#### [YOUR OBJECTIVE]
Where does the string "Sirinapa" appear in the records? Copy every line that contains it.

#### [RECORDS TO PROCESS]
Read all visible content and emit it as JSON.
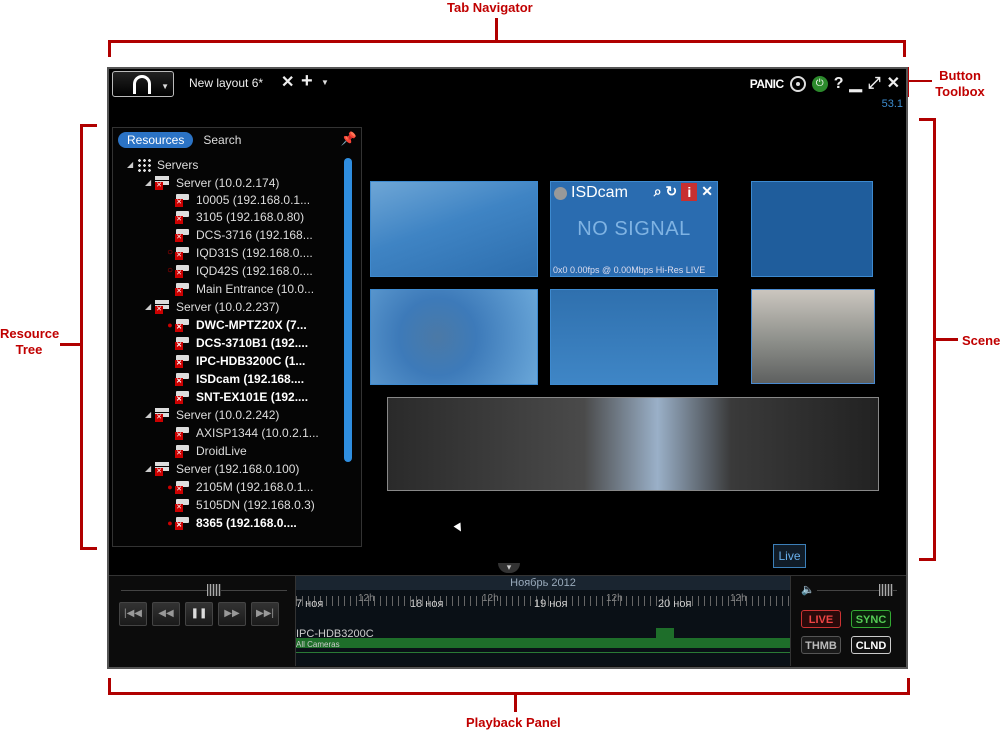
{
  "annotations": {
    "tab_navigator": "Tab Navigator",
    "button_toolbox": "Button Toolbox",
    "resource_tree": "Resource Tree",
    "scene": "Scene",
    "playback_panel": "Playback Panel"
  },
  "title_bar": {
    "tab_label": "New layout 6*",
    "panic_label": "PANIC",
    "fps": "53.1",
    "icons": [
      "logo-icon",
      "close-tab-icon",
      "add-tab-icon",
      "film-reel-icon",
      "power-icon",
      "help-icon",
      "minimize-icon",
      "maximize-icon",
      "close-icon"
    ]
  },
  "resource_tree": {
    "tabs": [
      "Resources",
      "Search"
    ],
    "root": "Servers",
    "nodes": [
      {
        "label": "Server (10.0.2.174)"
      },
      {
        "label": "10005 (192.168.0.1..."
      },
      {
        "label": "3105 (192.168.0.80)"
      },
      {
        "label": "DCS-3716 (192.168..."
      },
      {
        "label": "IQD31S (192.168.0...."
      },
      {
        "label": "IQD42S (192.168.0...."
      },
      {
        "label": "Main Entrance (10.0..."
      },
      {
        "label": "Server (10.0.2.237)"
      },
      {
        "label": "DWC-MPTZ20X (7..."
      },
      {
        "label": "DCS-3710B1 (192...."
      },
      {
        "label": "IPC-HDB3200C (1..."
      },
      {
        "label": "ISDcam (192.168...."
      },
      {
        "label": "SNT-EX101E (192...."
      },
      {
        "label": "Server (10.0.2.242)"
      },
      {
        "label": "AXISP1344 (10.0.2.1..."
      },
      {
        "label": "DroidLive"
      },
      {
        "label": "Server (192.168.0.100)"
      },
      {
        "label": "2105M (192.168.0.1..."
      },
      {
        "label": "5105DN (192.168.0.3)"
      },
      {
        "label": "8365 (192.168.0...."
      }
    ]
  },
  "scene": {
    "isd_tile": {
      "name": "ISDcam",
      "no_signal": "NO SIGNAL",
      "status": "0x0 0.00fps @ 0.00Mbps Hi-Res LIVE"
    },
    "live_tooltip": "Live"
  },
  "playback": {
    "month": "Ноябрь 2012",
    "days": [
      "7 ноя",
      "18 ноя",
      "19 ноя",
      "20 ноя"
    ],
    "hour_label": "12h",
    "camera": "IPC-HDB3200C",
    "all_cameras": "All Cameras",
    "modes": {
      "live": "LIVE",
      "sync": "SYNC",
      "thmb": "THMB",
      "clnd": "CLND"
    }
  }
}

--

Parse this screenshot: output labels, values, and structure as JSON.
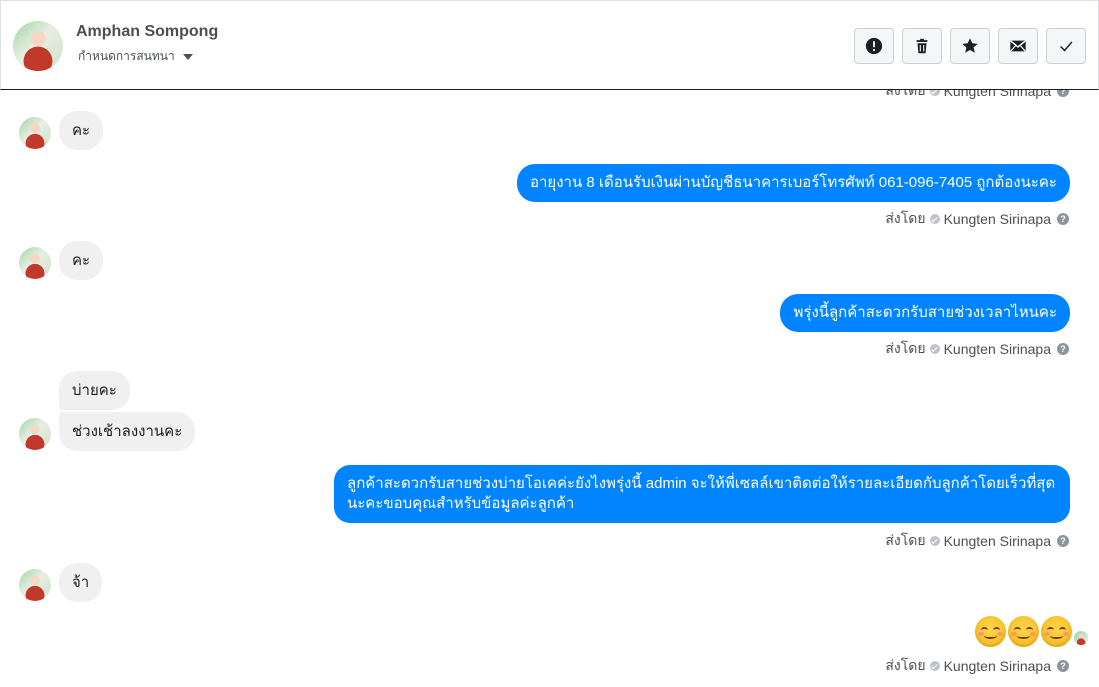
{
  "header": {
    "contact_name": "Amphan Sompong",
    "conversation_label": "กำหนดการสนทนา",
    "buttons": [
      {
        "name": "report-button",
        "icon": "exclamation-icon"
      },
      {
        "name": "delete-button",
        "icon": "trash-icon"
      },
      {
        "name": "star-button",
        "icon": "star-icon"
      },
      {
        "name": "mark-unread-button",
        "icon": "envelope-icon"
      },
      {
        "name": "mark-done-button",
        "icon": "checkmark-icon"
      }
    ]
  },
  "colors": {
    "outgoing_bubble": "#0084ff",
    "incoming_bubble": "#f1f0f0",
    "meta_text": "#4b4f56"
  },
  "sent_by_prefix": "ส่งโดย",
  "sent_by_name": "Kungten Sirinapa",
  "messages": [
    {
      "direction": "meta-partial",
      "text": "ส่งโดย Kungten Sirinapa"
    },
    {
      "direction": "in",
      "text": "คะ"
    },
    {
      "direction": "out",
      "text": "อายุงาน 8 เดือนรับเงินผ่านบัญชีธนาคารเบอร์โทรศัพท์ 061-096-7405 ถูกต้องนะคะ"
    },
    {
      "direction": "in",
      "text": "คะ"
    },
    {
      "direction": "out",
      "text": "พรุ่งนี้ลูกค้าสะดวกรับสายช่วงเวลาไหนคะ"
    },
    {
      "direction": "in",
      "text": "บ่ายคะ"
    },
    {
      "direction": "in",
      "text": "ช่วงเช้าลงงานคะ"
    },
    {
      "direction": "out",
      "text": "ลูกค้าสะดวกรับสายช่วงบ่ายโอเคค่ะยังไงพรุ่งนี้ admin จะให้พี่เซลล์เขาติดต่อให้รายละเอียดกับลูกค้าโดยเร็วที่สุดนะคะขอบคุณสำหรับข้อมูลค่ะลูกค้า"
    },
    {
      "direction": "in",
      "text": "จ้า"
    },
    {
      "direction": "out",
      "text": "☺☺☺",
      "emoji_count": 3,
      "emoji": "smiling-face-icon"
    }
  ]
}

#### [TASK RESULT]
  "sent_by_name": "Kungten Sirinapa",
      "text": "ส่งโดย Kungten Sirinapa"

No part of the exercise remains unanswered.